— DO THIS —
The records that follow must be repeated verbatim, every one of them.

Recorded data
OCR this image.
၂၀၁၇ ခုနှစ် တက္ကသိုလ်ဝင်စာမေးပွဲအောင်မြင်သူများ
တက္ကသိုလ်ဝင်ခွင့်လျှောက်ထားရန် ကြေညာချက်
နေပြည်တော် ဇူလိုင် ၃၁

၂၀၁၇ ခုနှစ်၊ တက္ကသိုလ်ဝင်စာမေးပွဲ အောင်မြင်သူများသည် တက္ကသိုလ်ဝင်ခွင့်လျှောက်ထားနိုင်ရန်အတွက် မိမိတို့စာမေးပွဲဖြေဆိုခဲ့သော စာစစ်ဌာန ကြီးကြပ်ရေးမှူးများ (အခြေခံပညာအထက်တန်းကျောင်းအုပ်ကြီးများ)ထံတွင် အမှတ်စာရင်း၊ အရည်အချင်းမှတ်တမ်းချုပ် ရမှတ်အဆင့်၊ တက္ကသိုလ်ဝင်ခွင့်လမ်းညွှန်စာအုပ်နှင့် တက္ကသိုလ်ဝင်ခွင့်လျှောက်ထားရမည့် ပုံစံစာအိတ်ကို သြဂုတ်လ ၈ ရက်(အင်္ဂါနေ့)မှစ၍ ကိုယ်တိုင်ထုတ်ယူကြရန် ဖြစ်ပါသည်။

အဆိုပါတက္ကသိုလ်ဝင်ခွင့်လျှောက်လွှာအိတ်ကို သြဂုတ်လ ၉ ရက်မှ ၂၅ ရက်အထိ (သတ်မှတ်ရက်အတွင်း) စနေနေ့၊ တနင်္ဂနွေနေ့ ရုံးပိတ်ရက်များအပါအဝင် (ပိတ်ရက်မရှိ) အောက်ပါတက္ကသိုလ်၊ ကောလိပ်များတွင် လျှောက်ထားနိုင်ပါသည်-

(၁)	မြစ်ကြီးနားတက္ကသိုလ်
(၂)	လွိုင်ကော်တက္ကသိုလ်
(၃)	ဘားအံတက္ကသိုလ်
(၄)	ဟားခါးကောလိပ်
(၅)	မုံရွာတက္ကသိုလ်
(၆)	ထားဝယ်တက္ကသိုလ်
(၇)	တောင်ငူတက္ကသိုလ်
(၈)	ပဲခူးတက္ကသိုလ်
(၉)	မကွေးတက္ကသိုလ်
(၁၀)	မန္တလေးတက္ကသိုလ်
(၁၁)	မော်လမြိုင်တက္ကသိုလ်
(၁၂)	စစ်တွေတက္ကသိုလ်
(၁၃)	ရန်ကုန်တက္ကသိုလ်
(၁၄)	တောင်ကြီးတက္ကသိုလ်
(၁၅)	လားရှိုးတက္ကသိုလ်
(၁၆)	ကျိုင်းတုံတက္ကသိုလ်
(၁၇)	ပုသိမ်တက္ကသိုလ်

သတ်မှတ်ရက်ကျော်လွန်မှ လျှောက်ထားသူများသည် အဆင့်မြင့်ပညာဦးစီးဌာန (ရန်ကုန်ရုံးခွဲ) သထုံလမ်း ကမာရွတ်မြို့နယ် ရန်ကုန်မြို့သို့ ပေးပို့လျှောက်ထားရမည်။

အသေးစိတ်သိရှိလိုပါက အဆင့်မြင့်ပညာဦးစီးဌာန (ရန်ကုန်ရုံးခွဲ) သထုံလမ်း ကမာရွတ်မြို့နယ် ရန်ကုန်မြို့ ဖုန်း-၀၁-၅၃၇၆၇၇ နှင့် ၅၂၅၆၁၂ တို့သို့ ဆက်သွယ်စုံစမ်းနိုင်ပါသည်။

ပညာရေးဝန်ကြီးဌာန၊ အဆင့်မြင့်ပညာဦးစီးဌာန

— ANSWER TO THIS TASK —
OCR this image.
၂၀၁၇ ခုနှစ် တက္ကသိုလ်ဝင်စာမေးပွဲအောင်မြင်သူများ
တက္ကသိုလ်ဝင်ခွင့်လျှောက်ထားရန် ကြေညာချက်
နေပြည်တော် ဇူလိုင် ၃၁

၂၀၁၇ ခုနှစ်၊ တက္ကသိုလ်ဝင်စာမေးပွဲ အောင်မြင်သူများသည် တက္ကသိုလ်ဝင်ခွင့်လျှောက်ထားနိုင်ရန်အတွက် မိမိတို့စာမေးပွဲဖြေဆိုခဲ့သော စာစစ်ဌာန ကြီးကြပ်ရေးမှူးများ (အခြေခံပညာအထက်တန်းကျောင်းအုပ်ကြီးများ)ထံတွင် အမှတ်စာရင်း၊ အရည်အချင်းမှတ်တမ်းချုပ် ရမှတ်အဆင့်၊ တက္ကသိုလ်ဝင်ခွင့်လမ်းညွှန်စာအုပ်နှင့် တက္ကသိုလ်ဝင်ခွင့်လျှောက်ထားရမည့် ပုံစံစာအိတ်ကို သြဂုတ်လ ၈ ရက်(အင်္ဂါနေ့)မှစ၍ ကိုယ်တိုင်ထုတ်ယူကြရန် ဖြစ်ပါသည်။

အဆိုပါတက္ကသိုလ်ဝင်ခွင့်လျှောက်လွှာအိတ်ကို သြဂုတ်လ ၉ ရက်မှ ၂၅ ရက်အထိ (သတ်မှတ်ရက်အတွင်း) စနေနေ့၊ တနင်္ဂနွေနေ့ ရုံးပိတ်ရက်များအပါအဝင် (ပိတ်ရက်မရှိ) အောက်ပါတက္ကသိုလ်၊ ကောလိပ်များတွင် လျှောက်ထားနိုင်ပါသည်-

(၁)	မြစ်ကြီးနားတက္ကသိုလ်
(၂)	လွိုင်ကော်တက္ကသိုလ်
(၃)	ဘားအံတက္ကသိုလ်
(၄)	ဟားခါးကောလိပ်
(၅)	မုံရွာတက္ကသိုလ်
(၆)	ထားဝယ်တက္ကသိုလ်
(၇)	တောင်ငူတက္ကသိုလ်
(၈)	ပဲခူးတက္ကသိုလ်
(၉)	မကွေးတက္ကသိုလ်
(၁၀)	မန္တလေးတက္ကသိုလ်
(၁၁)	မော်လမြိုင်တက္ကသိုလ်
(၁၂)	စစ်တွေတက္ကသိုလ်
(၁၃)	ရန်ကုန်တက္ကသိုလ်
(၁၄)	တောင်ကြီးတက္ကသိုလ်
(၁၅)	လားရှိုးတက္ကသိုလ်
(၁၆)	ကျိုင်းတုံတက္ကသိုလ်
(၁၇)	ပုသိမ်တက္ကသိုလ်

သတ်မှတ်ရက်ကျော်လွန်မှ လျှောက်ထားသူများသည် အဆင့်မြင့်ပညာဦးစီးဌာန (ရန်ကုန်ရုံးခွဲ) သထုံလမ်း ကမာရွတ်မြို့နယ် ရန်ကုန်မြို့သို့ ပေးပို့လျှောက်ထားရမည်။

အသေးစိတ်သိရှိလိုပါက အဆင့်မြင့်ပညာဦးစီးဌာန (ရန်ကုန်ရုံးခွဲ) သထုံလမ်း ကမာရွတ်မြို့နယ် ရန်ကုန်မြို့ ဖုန်း-၀၁-၅၃၇၆၇၇ နှင့် ၅၂၅၆၁၂ တို့သို့ ဆက်သွယ်စုံစမ်းနိုင်ပါသည်။

ပညာရေးဝန်ကြီးဌာန၊ အဆင့်မြင့်ပညာဦးစီးဌာန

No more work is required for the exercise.